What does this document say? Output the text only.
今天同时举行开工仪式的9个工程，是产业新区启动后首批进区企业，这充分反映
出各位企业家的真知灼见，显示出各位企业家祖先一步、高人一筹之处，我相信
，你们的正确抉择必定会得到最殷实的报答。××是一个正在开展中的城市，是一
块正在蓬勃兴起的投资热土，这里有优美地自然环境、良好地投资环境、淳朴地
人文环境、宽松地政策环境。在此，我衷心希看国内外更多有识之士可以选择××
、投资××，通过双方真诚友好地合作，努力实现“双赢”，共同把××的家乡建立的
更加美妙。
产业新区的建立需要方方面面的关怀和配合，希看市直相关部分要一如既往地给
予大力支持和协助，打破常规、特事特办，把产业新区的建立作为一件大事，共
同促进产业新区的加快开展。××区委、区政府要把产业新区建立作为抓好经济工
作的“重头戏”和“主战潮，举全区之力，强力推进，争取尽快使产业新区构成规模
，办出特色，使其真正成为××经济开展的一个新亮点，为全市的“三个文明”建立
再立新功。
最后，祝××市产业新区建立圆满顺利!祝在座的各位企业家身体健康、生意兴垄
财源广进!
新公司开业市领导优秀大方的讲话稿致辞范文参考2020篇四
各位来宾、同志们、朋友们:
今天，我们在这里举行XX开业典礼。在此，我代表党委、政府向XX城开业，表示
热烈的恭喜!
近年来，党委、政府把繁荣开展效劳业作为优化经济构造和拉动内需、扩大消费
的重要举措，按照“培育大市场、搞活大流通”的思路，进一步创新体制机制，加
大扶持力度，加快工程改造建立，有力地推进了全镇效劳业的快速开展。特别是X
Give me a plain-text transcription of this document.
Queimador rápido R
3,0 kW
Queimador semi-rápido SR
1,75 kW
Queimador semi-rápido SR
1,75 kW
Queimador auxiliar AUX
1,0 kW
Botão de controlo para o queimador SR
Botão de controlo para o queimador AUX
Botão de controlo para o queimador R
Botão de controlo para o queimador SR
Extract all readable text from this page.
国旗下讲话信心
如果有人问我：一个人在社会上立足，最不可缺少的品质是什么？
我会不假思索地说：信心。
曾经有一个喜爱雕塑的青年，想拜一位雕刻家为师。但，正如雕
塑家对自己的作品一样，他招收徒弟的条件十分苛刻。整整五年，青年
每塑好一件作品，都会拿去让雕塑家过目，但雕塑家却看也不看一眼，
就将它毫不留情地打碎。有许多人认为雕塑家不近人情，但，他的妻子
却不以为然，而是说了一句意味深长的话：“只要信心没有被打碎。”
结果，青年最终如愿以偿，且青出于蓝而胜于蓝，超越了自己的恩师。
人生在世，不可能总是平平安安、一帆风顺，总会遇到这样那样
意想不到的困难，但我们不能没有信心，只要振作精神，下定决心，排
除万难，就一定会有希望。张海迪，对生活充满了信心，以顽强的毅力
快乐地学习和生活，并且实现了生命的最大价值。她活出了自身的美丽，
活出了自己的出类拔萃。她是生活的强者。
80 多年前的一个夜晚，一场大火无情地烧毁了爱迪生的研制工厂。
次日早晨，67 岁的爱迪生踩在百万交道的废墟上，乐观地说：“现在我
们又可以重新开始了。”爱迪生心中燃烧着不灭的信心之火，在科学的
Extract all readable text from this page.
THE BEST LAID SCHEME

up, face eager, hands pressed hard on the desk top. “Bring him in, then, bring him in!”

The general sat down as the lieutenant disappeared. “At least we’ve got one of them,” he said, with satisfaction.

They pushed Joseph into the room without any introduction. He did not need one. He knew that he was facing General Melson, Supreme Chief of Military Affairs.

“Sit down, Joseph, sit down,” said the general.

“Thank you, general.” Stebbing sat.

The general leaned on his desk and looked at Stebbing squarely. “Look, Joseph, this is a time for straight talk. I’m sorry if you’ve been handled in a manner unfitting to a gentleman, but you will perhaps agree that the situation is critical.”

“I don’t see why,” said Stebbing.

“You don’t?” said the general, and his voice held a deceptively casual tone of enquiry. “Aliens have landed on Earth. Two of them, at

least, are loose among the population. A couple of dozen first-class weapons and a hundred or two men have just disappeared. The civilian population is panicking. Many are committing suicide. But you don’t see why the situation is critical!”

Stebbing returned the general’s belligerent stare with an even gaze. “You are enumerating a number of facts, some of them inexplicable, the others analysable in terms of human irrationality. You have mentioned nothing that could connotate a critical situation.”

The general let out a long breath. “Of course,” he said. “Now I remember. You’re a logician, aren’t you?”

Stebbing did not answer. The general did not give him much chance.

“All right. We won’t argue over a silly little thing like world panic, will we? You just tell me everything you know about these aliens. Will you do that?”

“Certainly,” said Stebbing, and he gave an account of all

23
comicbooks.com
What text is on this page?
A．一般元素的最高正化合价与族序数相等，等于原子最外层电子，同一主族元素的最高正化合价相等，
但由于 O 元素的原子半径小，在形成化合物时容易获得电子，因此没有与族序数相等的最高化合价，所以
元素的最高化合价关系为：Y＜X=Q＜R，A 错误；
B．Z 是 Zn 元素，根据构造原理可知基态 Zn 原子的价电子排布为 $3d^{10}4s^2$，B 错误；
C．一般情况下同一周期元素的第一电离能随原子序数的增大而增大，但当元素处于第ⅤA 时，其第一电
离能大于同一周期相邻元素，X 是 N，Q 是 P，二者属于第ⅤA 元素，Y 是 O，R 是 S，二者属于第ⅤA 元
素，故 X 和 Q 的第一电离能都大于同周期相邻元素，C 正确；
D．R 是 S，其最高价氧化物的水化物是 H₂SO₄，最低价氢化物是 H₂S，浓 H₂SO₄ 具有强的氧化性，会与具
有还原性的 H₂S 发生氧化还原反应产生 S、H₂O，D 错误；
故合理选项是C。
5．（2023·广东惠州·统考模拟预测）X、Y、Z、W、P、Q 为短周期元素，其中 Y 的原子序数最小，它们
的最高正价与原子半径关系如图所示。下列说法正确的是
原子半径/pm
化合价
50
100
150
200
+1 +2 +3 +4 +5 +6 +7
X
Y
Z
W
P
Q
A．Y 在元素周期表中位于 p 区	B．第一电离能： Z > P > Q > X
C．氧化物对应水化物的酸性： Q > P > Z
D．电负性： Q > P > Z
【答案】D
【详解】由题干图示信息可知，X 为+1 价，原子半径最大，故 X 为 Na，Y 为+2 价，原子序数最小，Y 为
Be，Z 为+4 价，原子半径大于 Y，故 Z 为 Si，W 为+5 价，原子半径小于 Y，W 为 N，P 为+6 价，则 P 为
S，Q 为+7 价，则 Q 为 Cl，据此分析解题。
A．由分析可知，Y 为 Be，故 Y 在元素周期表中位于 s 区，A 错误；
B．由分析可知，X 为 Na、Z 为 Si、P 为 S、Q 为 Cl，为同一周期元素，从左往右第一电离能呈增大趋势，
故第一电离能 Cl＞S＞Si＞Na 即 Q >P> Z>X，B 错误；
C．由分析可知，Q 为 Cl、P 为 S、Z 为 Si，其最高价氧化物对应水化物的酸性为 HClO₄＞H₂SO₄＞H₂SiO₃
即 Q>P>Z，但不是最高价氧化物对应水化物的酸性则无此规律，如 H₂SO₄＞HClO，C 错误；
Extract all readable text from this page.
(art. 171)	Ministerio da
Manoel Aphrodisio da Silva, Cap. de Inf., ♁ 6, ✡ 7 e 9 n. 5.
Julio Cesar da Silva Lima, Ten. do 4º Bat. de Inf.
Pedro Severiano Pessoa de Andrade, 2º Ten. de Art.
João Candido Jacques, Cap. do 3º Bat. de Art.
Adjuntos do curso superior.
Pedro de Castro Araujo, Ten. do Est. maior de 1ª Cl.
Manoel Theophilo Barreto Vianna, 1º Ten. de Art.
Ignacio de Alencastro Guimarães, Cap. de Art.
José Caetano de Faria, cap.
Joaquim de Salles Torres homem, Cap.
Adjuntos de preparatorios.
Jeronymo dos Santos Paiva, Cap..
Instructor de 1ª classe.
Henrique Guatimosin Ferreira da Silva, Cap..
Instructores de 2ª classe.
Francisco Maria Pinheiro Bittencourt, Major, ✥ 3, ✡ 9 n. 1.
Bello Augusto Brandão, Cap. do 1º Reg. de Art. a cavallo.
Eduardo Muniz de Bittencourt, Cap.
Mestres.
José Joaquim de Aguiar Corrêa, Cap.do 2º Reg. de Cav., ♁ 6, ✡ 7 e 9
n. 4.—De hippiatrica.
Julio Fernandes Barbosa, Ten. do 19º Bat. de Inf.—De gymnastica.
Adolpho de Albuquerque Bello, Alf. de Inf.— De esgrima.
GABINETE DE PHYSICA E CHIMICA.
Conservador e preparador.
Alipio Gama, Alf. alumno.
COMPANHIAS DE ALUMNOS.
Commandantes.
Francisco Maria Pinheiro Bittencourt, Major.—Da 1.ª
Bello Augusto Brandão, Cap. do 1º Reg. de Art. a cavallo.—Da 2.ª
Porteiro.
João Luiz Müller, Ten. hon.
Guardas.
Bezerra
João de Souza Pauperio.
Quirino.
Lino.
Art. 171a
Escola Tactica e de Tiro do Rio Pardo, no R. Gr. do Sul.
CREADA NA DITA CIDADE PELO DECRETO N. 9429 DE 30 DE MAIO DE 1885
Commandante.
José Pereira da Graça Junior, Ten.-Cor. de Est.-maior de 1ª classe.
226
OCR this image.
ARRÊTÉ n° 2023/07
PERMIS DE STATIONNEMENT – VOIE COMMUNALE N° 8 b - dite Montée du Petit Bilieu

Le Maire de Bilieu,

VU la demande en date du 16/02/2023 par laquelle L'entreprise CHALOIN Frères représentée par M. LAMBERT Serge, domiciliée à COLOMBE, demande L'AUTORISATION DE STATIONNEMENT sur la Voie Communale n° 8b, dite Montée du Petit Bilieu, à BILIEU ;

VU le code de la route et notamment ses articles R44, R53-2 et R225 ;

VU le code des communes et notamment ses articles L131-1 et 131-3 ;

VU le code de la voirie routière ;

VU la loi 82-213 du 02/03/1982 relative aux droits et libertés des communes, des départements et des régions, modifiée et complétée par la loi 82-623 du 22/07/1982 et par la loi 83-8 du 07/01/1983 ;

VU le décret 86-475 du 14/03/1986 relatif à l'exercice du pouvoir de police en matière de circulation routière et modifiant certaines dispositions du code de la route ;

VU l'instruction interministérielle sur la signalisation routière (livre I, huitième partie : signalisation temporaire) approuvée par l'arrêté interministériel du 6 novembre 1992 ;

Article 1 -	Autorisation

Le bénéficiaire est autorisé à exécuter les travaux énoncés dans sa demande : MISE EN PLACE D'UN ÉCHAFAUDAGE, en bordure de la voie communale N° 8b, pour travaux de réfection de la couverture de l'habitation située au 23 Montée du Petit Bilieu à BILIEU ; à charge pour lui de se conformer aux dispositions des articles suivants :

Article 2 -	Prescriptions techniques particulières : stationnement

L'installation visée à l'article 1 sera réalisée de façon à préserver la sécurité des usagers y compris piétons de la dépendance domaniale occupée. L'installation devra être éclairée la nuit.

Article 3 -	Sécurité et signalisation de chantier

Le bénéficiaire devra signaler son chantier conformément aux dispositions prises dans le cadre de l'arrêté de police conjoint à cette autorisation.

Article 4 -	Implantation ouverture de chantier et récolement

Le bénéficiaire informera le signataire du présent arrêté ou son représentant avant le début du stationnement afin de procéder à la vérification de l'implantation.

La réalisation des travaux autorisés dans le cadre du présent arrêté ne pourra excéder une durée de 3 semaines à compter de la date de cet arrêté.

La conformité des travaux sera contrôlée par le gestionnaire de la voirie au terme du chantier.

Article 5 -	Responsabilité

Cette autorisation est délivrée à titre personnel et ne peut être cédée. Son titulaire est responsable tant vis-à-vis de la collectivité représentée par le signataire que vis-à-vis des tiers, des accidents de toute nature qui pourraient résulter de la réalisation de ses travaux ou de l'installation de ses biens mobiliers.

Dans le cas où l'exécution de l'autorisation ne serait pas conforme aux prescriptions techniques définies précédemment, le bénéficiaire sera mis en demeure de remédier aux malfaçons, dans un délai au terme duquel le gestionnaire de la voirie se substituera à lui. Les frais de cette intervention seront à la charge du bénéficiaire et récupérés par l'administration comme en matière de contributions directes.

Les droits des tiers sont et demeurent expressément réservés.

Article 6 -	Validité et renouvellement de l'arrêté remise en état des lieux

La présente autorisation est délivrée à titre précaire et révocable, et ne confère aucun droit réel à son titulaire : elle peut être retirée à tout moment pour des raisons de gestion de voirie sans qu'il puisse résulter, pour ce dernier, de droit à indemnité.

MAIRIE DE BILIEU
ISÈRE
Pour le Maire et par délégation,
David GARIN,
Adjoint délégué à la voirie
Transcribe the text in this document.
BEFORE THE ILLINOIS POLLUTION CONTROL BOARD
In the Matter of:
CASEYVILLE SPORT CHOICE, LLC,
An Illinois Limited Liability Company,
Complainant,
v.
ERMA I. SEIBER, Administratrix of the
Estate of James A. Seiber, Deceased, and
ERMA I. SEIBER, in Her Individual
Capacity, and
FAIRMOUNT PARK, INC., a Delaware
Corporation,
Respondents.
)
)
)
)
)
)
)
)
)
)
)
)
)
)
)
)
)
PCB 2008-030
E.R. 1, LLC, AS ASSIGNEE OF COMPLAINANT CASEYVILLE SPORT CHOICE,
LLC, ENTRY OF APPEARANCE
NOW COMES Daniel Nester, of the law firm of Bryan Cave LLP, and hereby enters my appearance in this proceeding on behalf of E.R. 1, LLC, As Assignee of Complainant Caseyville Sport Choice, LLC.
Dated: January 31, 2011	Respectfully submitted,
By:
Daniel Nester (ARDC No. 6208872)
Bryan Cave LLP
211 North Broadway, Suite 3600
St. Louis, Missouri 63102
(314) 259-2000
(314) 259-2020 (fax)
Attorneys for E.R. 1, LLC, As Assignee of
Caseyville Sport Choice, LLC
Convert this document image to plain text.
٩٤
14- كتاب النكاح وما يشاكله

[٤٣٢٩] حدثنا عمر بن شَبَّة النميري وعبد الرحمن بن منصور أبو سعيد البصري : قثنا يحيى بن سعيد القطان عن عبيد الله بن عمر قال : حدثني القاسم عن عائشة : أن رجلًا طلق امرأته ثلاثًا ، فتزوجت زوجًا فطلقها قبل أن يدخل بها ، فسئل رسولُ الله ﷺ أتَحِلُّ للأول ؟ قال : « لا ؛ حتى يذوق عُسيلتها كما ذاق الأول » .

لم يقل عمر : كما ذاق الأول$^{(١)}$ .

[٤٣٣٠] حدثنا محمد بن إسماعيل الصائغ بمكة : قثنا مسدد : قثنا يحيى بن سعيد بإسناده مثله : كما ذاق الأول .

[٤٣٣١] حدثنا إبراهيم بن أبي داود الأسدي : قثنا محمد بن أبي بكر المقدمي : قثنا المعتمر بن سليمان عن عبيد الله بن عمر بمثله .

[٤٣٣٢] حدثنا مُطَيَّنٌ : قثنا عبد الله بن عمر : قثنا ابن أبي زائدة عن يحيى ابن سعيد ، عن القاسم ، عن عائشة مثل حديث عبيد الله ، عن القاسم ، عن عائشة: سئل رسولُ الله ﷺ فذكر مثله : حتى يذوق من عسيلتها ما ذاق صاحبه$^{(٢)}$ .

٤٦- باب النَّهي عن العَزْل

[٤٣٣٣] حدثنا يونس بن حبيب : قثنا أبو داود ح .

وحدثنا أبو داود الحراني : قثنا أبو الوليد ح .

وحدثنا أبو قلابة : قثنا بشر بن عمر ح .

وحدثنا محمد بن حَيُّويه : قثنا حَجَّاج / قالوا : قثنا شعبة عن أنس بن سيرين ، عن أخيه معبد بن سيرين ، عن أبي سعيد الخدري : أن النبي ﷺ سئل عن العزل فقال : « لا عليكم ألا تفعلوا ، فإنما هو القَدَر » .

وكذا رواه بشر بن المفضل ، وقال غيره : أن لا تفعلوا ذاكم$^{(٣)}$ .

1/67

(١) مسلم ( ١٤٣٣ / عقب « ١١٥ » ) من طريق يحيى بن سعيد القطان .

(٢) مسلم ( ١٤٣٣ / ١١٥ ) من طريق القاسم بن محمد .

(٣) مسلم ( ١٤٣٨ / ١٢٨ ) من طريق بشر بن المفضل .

### OBJECTIVE
Copy all lines of the listing above that contain the string "least".

### WRITTEN SOLUTION
The general sat down as the lieutenant disappeared. “At least we’ve got one of them,” he said, with satisfaction.
least, are loose among the population. A couple of dozen first-class weapons and a hundred or two men have just disappeared. The civilian population is panicking. Many are committing suicide. But you don’t see why the situation is critical!”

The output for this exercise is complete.